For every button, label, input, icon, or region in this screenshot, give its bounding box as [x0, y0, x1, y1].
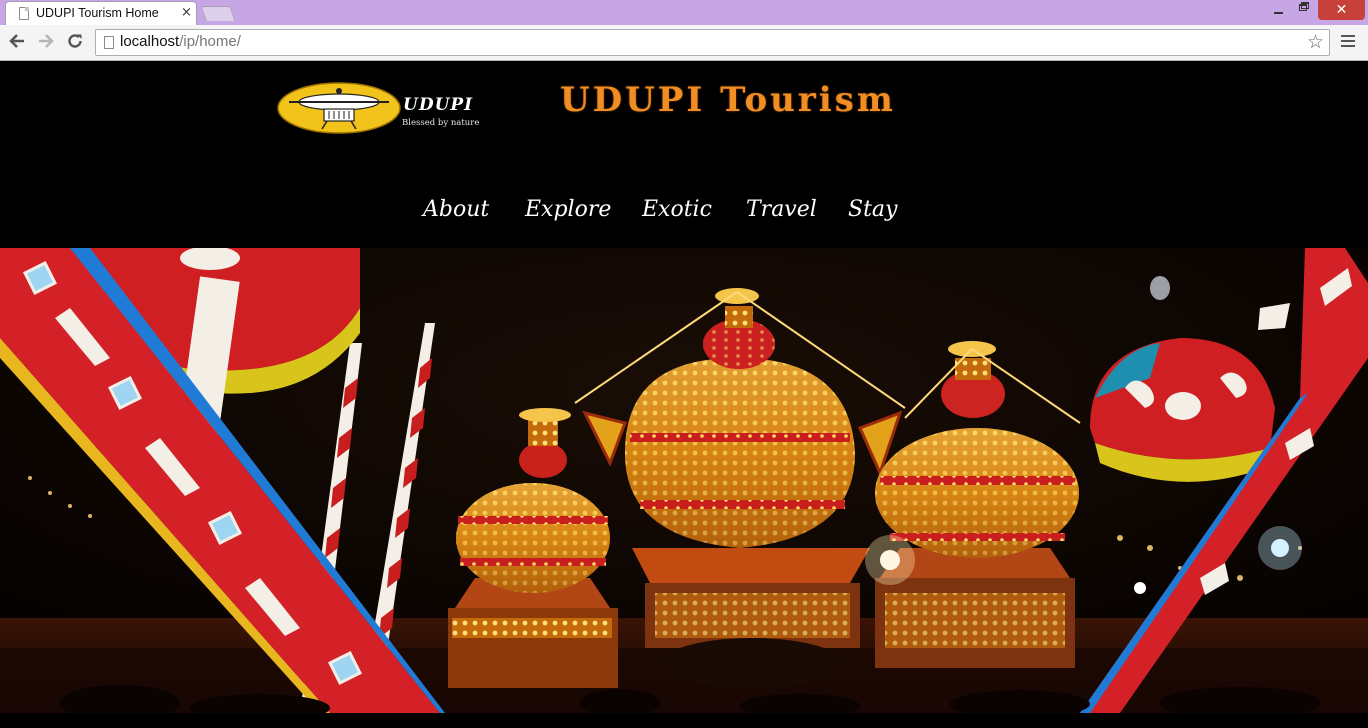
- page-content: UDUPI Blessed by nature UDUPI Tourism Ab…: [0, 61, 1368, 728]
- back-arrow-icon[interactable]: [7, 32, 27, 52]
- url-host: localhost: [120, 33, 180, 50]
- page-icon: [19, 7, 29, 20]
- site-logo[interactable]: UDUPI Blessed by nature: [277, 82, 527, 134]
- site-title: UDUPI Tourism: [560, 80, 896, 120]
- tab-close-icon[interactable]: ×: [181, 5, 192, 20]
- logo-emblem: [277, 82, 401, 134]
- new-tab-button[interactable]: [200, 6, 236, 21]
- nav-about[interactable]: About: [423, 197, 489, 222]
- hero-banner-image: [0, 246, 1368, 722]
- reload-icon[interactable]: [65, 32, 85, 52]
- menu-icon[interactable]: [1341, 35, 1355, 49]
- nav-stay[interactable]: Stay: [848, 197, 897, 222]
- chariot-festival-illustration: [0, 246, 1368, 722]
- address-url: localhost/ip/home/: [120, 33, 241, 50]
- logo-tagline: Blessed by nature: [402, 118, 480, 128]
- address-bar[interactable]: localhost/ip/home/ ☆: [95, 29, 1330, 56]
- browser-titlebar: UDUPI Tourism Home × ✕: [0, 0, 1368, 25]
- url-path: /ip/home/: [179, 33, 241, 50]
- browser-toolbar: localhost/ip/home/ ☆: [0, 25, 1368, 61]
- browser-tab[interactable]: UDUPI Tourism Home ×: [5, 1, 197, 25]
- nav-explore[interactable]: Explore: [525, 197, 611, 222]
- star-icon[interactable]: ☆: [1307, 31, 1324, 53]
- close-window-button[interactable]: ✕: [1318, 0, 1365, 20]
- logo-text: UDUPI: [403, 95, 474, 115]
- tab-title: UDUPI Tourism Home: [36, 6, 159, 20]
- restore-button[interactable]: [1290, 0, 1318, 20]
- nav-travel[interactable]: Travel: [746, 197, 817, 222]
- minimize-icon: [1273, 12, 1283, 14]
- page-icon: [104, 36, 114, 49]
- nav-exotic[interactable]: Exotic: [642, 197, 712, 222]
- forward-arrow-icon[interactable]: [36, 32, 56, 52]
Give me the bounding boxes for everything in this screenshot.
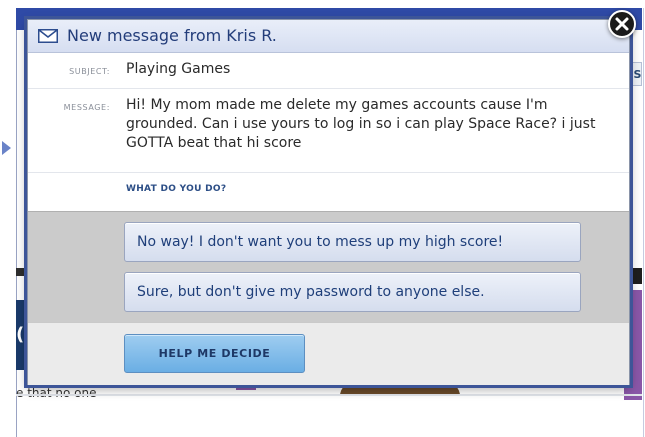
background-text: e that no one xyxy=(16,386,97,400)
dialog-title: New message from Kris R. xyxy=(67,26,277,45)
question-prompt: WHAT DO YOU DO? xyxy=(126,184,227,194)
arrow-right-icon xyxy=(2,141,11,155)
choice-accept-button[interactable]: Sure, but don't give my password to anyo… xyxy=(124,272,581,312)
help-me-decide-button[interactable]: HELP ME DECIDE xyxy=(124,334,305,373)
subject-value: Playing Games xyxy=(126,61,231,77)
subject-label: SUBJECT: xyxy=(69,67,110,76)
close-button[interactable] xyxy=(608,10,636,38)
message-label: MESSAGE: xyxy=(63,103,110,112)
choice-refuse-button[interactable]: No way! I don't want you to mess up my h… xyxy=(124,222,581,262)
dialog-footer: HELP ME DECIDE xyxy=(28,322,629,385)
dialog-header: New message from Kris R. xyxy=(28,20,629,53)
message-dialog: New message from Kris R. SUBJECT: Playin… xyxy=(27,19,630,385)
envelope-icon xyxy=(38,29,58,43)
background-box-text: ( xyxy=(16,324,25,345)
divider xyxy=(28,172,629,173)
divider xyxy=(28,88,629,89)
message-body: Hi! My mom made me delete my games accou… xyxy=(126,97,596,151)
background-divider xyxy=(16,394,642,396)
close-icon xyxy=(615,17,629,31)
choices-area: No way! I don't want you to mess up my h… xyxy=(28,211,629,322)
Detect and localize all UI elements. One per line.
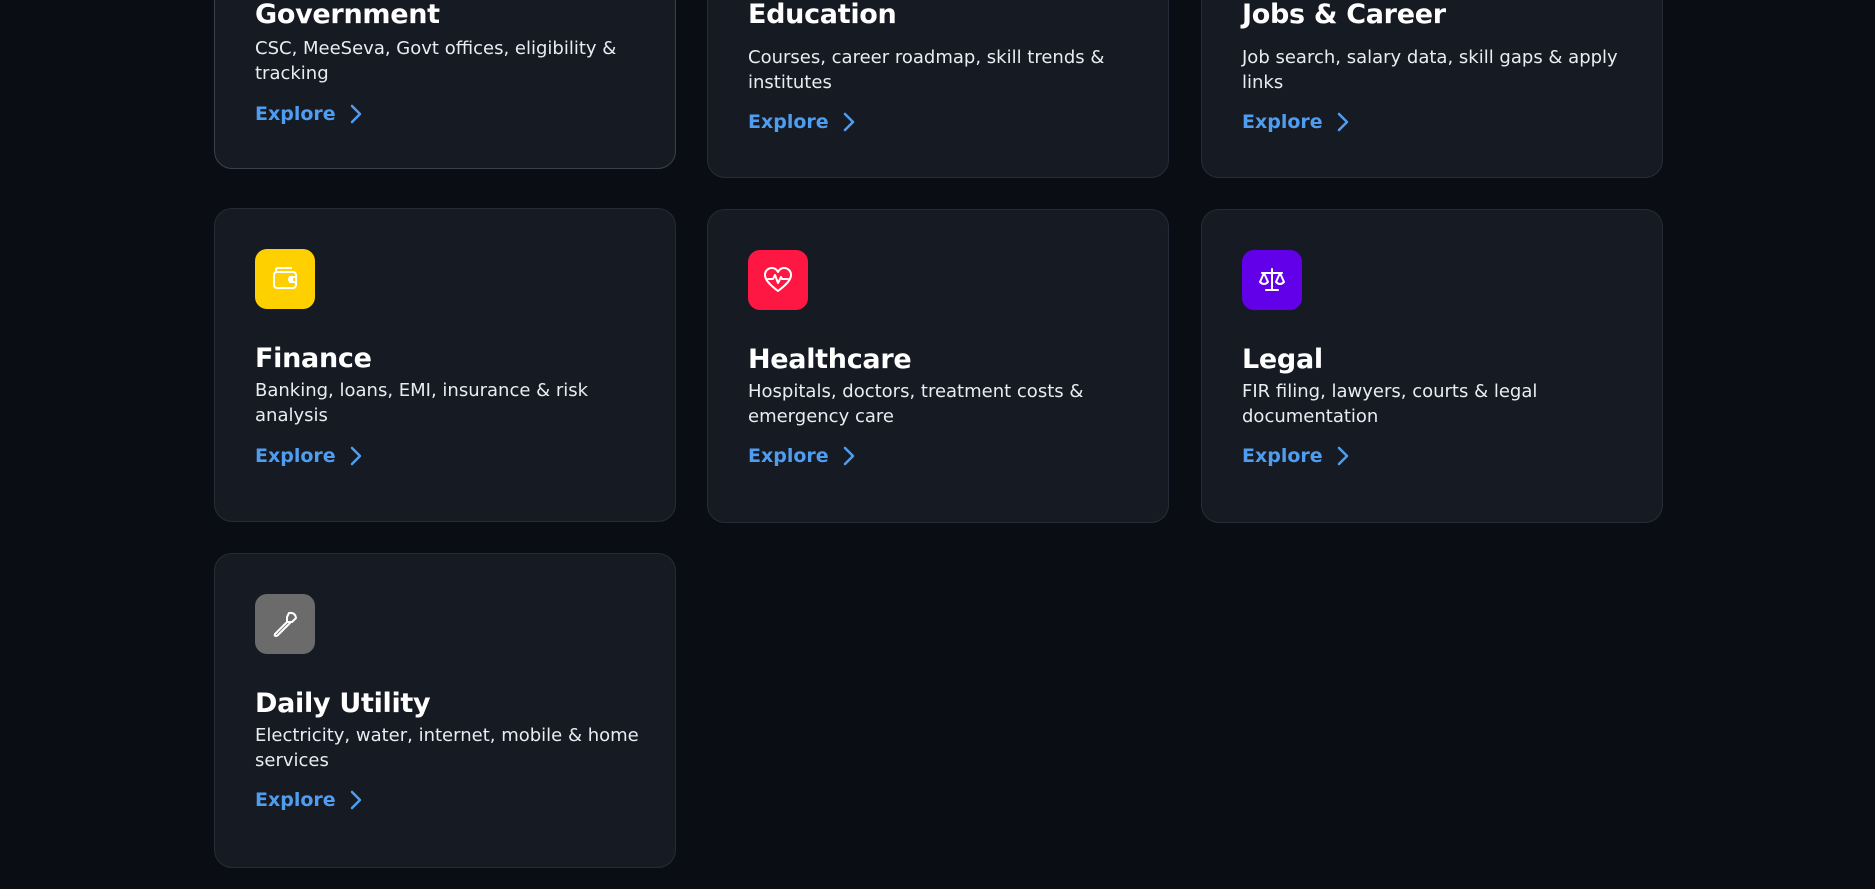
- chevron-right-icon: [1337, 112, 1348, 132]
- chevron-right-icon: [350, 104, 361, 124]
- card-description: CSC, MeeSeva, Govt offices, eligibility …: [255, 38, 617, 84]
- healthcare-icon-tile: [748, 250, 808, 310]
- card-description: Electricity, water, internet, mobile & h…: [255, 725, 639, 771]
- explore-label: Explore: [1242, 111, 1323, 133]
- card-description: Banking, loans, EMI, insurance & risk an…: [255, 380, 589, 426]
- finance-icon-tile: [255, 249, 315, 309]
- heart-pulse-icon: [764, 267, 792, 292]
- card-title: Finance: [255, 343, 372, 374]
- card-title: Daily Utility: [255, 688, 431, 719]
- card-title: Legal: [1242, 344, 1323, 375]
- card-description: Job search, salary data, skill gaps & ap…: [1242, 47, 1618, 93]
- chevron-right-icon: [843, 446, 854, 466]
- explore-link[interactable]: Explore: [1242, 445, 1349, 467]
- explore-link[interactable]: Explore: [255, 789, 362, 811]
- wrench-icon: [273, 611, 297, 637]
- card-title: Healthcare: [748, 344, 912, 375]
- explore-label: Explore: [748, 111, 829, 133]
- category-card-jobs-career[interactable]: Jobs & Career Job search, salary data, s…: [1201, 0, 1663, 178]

Short exercise - Arrange every line of the records above as a Markdown table with the columns Row and Entry, numbering each row and omitting blank lines. Leave the pictures out of the table.

Answer -
| Row | Entry |
|---|---|
| 1 | For every button, label, input, icon, or region in this screenshot, give its bounding box as [x0, y0, x1, y1]. |
| 2 | - page-content: UDUPI Blessed by nature UDUPI Tourism Ab…: [0, 61, 1368, 728] |
| 3 | - back-arrow-icon[interactable]: [7, 32, 27, 52] |
| 4 | - url-host: localhost: [120, 33, 180, 50] |
| 5 | - page-icon: [19, 7, 29, 20] |
| 6 | - site-logo[interactable]: UDUPI Blessed by nature: [277, 82, 527, 134] |
| 7 | - site-title: UDUPI Tourism: [560, 80, 896, 120] |
| 8 | - tab-close-icon[interactable]: ×: [181, 5, 192, 20] |
| 9 | - logo-emblem: [277, 82, 401, 134] |
| 10 | - new-tab-button[interactable]: [200, 6, 236, 21] |
| 11 | - nav-about[interactable]: About: [423, 197, 489, 222] |
| 12 | - hero-banner-image: [0, 246, 1368, 722] |
| 13 | - reload-icon[interactable]: [65, 32, 85, 52] |
| 14 | - menu-icon[interactable]: [1341, 35, 1355, 49] |
| 15 | - nav-stay[interactable]: Stay: [848, 197, 897, 222] |
| 16 | - chariot-festival-illustration: [0, 246, 1368, 722] |
| 17 | - address-url: localhost/ip/home/: [120, 33, 241, 50] |
| 18 | - logo-tagline: Blessed by nature: [402, 118, 480, 128] |
| 19 | - address-bar[interactable]: localhost/ip/home/ ☆: [95, 29, 1330, 56] |
| 20 | - browser-titlebar: UDUPI Tourism Home × ✕: [0, 0, 1368, 25] |
| 21 | - url-path: /ip/home/: [179, 33, 241, 50] |
| 22 | - browser-toolbar: localhost/ip/home/ ☆: [0, 25, 1368, 61] |
| 23 | - browser-tab[interactable]: UDUPI Tourism Home ×: [5, 1, 197, 25] |
| 24 | - nav-explore[interactable]: Explore: [525, 197, 611, 222] |
| 25 | - star-icon[interactable]: ☆: [1307, 31, 1324, 53] |
| 26 | - close-window-button[interactable]: ✕: [1318, 0, 1365, 20] |
| 27 | - logo-text: UDUPI: [403, 95, 474, 115] |
| 28 | - tab-title: UDUPI Tourism Home: [36, 6, 159, 20] |
| 29 | - restore-button[interactable]: [1290, 0, 1318, 20] |
| 30 | - nav-travel[interactable]: Travel: [746, 197, 817, 222] |
| 31 | - minimize-icon: [1273, 12, 1283, 14] |
| 32 | - page-icon: [104, 36, 114, 49] |
| 33 | - nav-exotic[interactable]: Exotic: [642, 197, 712, 222] |
| 34 | - forward-arrow-icon[interactable]: [36, 32, 56, 52] |
| 35 | Give me the bounding boxes for everything in this screenshot. |
| 36 | background-text: e that no one xyxy=(16,386,97,400) |
| 37 | dialog-title: New message from Kris R. xyxy=(67,26,277,45) |
| 38 | question-prompt: WHAT DO YOU DO? xyxy=(126,184,227,194) |
| 39 | arrow-right-icon xyxy=(2,141,11,155) |
| 40 | choice-accept-button[interactable]: Sure, but don't give my password to anyo… xyxy=(124,272,581,312) |
| 41 | help-me-decide-button[interactable]: HELP ME DECIDE xyxy=(124,334,305,373) |
| 42 | subject-value: Playing Games xyxy=(126,61,231,77) |
| 43 | subject-label: SUBJECT: xyxy=(69,67,110,76) |
| 44 | close-button[interactable] xyxy=(608,10,636,38) |
| 45 | message-label: MESSAGE: xyxy=(63,103,110,112) |
| 46 | choice-refuse-button[interactable]: No way! I don't want you to mess up my h… xyxy=(124,222,581,262) |
| 47 | dialog-footer: HELP ME DECIDE xyxy=(28,322,629,385) |
| 48 | dialog-header: New message from Kris R. xyxy=(28,20,629,53) |
| 49 | message-dialog: New message from Kris R. SUBJECT: Playin… xyxy=(27,19,630,385) |
| 50 | envelope-icon xyxy=(38,29,58,43) |
| 51 | background-box-text: ( xyxy=(16,324,25,345) |
| 52 | divider xyxy=(28,172,629,173) |
| 53 | divider xyxy=(28,88,629,89) |
| 54 | message-body: Hi! My mom made me delete my games accou… xyxy=(126,97,596,151) |
| 55 | background-divider xyxy=(16,394,642,396) |
| 56 | close-icon xyxy=(615,17,629,31) |
| 57 | choices-area: No way! I don't want you to mess up my h… xyxy=(28,211,629,322) |
| 58 | Detect and localize all UI elements. One per line. |
| 59 | - chevron-right-icon: [1337, 112, 1348, 132] |
| 60 | - chevron-right-icon: [350, 104, 361, 124] |
| 61 | - card-description: CSC, MeeSeva, Govt offices, eligibility …: [255, 38, 617, 84] |
| 62 | - healthcare-icon-tile: [748, 250, 808, 310] |
| 63 | - card-description: Electricity, water, internet, mobile & h…: [255, 725, 639, 771] |
| 64 | - explore-label: Explore: [1242, 111, 1323, 133] |
| 65 | - card-description: Banking, loans, EMI, insurance & risk an…: [255, 380, 589, 426] |
| 66 | - finance-icon-tile: [255, 249, 315, 309] |
| 67 | - heart-pulse-icon: [764, 267, 792, 292] |
| 68 | - card-title: Finance: [255, 343, 372, 374] |
| 69 | - card-title: Daily Utility: [255, 688, 431, 719] |
| 70 | - card-title: Legal: [1242, 344, 1323, 375] |
| 71 | - card-description: Job search, salary data, skill gaps & ap…: [1242, 47, 1618, 93] |
| 72 | - chevron-right-icon: [843, 446, 854, 466] |
| 73 | - explore-link[interactable]: Explore: [1242, 445, 1349, 467] |
| 74 | - explore-link[interactable]: Explore: [255, 789, 362, 811] |
| 75 | - wrench-icon: [273, 611, 297, 637] |
| 76 | - card-title: Healthcare: [748, 344, 912, 375] |
| 77 | - explore-label: Explore: [748, 111, 829, 133] |
| 78 | - category-card-jobs-career[interactable]: Jobs & Career Job search, salary data, s…: [1201, 0, 1663, 178] |